Required task: Return only the number of lines that hold "masie".

------ Dataset entries ------

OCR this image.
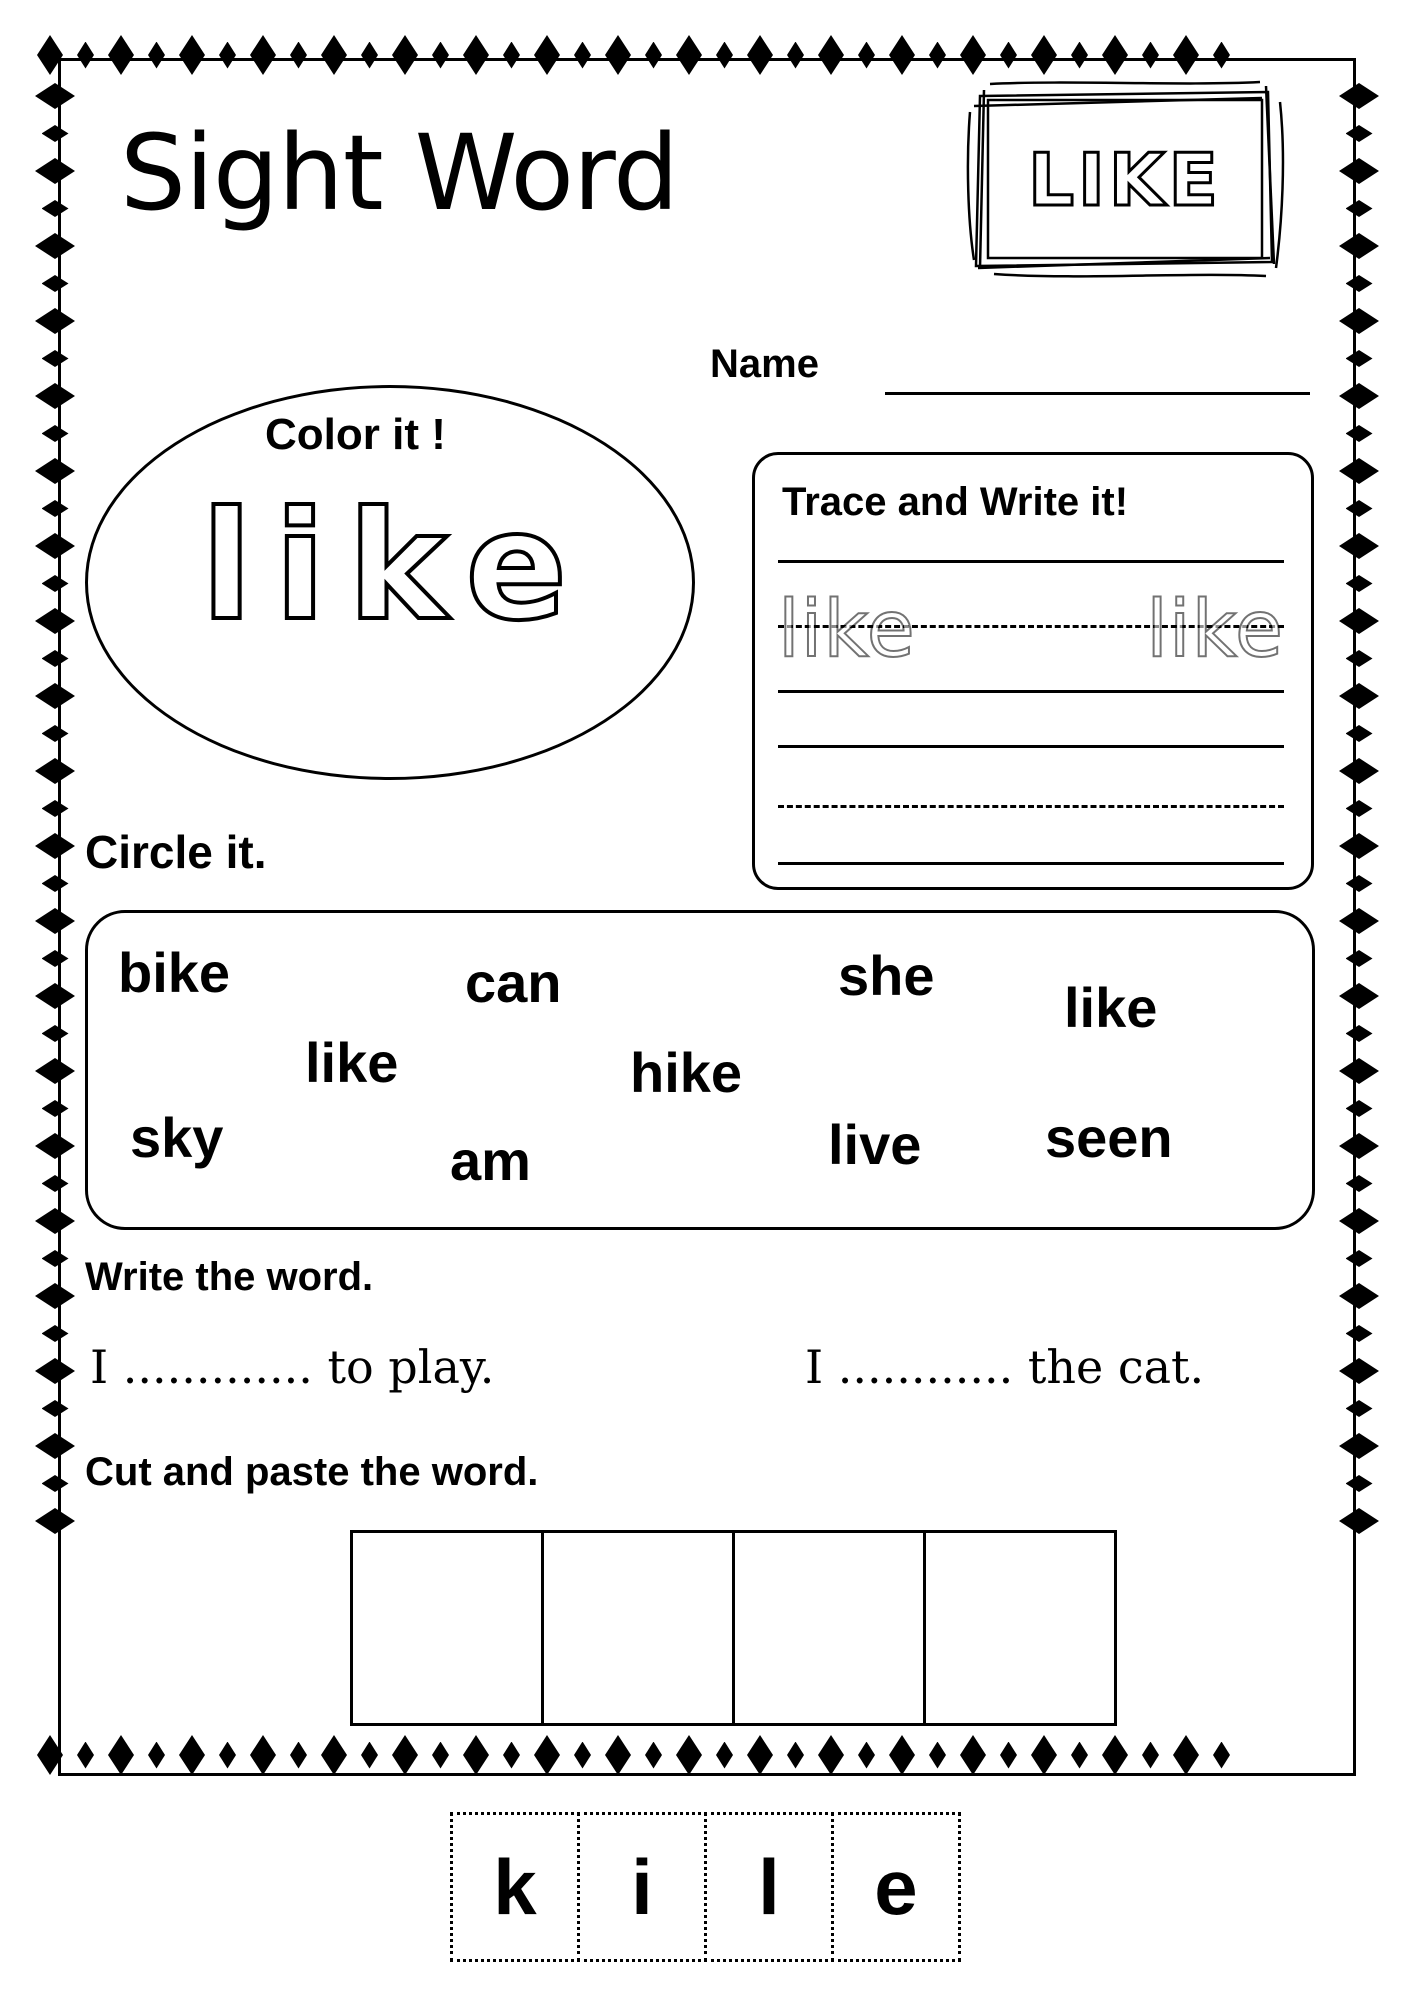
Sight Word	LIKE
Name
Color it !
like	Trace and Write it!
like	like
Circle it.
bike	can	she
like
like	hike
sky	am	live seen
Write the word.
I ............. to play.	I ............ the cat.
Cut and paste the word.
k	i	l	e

------
------ Dataset entries ------

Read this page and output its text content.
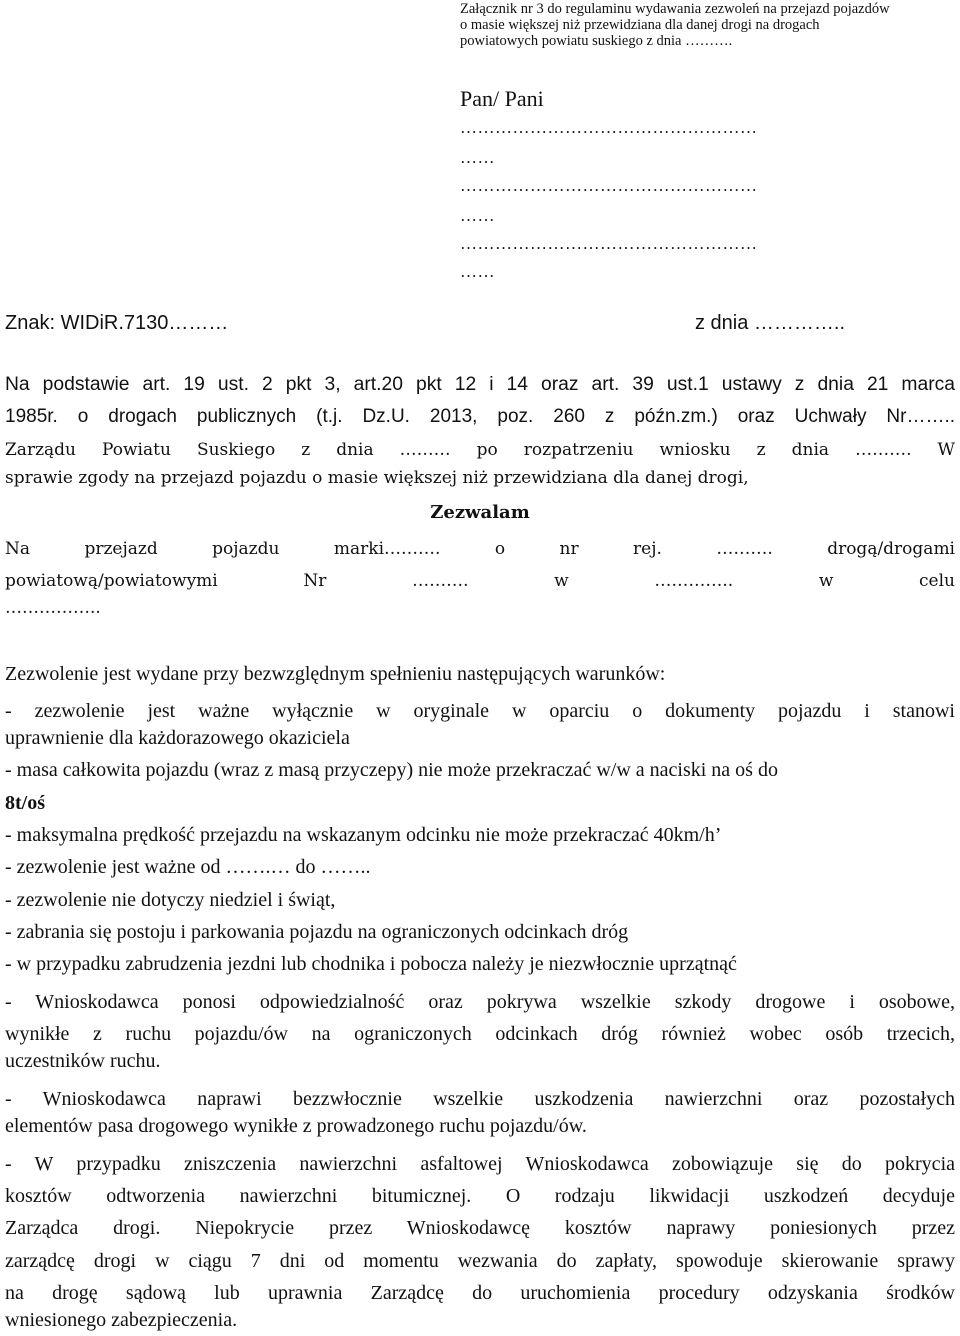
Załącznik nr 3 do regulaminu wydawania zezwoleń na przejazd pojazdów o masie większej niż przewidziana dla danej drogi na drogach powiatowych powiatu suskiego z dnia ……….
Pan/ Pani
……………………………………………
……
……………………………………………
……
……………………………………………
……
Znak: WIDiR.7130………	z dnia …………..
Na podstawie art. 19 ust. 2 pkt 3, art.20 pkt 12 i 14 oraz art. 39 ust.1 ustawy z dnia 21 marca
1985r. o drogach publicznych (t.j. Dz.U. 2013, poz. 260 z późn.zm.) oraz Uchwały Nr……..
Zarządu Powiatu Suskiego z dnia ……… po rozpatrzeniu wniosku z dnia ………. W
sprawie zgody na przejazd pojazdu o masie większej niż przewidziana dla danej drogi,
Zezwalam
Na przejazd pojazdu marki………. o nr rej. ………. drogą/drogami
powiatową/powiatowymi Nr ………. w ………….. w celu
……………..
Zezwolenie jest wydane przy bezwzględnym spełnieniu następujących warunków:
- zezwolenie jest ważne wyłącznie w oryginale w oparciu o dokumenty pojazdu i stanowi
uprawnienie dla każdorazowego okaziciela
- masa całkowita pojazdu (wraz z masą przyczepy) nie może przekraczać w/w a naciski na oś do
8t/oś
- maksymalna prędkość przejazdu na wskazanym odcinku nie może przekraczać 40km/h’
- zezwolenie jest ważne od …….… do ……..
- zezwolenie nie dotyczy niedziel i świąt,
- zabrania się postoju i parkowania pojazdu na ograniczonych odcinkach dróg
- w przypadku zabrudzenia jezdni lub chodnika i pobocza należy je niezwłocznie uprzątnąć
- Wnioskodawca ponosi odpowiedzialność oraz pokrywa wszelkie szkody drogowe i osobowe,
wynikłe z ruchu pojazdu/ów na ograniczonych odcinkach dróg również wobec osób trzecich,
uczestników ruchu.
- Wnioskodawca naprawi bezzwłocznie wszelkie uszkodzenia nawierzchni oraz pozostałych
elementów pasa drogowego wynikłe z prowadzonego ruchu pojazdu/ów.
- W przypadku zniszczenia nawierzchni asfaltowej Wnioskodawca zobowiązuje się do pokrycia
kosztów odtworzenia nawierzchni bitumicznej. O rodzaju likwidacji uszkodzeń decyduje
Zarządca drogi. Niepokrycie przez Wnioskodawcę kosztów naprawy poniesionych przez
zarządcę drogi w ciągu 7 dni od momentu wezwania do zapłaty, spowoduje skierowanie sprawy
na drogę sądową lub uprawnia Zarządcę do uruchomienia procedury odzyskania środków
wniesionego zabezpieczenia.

------

Answer in full: 2